Stated exercise: Report the total number of lines that include the string "keys", without any other text.

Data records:
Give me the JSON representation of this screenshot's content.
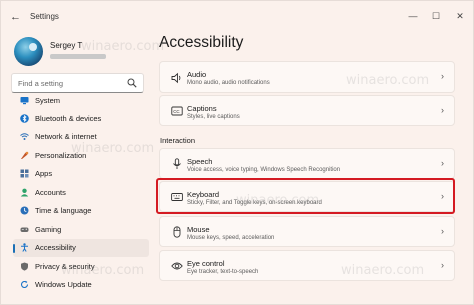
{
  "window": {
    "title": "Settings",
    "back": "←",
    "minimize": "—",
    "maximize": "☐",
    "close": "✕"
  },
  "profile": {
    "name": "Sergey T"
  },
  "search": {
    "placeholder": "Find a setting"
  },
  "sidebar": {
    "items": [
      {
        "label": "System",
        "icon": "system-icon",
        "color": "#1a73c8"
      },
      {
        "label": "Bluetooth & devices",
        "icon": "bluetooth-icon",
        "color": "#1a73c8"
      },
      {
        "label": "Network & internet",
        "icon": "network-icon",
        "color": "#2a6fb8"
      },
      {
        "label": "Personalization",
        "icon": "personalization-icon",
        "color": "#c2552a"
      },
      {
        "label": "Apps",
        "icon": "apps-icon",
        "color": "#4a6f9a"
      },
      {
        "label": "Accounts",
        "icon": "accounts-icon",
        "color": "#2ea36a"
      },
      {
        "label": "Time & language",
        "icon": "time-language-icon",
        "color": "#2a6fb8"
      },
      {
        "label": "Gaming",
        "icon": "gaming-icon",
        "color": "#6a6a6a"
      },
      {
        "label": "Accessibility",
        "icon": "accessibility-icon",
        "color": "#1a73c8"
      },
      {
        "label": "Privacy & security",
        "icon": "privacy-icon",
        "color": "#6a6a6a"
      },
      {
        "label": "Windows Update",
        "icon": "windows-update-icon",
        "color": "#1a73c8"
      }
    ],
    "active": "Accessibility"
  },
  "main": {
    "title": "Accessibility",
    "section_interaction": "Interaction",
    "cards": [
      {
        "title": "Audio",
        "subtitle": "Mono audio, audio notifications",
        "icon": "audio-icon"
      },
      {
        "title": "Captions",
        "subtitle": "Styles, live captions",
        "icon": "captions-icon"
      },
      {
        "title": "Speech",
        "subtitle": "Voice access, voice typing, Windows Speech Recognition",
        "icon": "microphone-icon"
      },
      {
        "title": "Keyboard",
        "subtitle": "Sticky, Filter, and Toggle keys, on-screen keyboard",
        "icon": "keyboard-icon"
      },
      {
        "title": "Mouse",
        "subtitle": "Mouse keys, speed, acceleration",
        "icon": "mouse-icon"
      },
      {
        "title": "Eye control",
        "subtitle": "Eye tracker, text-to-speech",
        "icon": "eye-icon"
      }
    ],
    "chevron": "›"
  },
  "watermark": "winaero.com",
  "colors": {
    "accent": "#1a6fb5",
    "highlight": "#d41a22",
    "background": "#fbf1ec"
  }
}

Correct output: 2